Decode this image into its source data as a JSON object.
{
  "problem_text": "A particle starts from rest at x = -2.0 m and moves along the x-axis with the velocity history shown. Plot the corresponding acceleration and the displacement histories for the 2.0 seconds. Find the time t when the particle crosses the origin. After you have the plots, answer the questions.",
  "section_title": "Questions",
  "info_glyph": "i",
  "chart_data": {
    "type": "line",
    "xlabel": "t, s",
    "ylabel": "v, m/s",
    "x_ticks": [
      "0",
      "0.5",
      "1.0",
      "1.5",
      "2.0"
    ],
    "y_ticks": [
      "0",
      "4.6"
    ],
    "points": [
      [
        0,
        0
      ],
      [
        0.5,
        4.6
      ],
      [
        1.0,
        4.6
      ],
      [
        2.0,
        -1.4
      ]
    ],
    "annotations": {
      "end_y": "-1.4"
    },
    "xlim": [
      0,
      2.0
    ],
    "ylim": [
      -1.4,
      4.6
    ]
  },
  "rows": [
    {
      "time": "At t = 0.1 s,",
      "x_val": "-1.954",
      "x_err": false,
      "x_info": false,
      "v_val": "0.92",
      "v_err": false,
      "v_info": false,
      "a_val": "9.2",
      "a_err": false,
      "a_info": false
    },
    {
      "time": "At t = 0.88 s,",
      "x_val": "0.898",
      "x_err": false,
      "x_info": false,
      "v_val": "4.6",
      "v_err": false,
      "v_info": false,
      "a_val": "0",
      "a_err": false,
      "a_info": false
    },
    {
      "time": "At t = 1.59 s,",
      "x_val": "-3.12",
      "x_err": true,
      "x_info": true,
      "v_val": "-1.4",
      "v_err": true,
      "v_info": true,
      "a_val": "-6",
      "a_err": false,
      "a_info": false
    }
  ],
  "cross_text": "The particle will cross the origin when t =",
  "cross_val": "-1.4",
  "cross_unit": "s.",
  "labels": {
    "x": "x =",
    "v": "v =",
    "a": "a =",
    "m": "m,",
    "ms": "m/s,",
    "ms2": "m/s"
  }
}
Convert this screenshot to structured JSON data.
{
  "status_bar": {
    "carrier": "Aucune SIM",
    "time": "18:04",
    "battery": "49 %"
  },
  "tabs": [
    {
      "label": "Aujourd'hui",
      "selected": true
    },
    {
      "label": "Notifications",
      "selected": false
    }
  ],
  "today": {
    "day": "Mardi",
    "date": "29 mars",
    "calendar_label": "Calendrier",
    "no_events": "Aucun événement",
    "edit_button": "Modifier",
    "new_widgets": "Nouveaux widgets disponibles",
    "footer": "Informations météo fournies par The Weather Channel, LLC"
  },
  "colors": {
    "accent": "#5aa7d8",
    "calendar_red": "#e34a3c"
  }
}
-*-*-
Work required:
Copy all lines from the listing that contain "this".

The output:
Decode this image into its source data as a JSON object.
Convert this screenshot to structured JSON data.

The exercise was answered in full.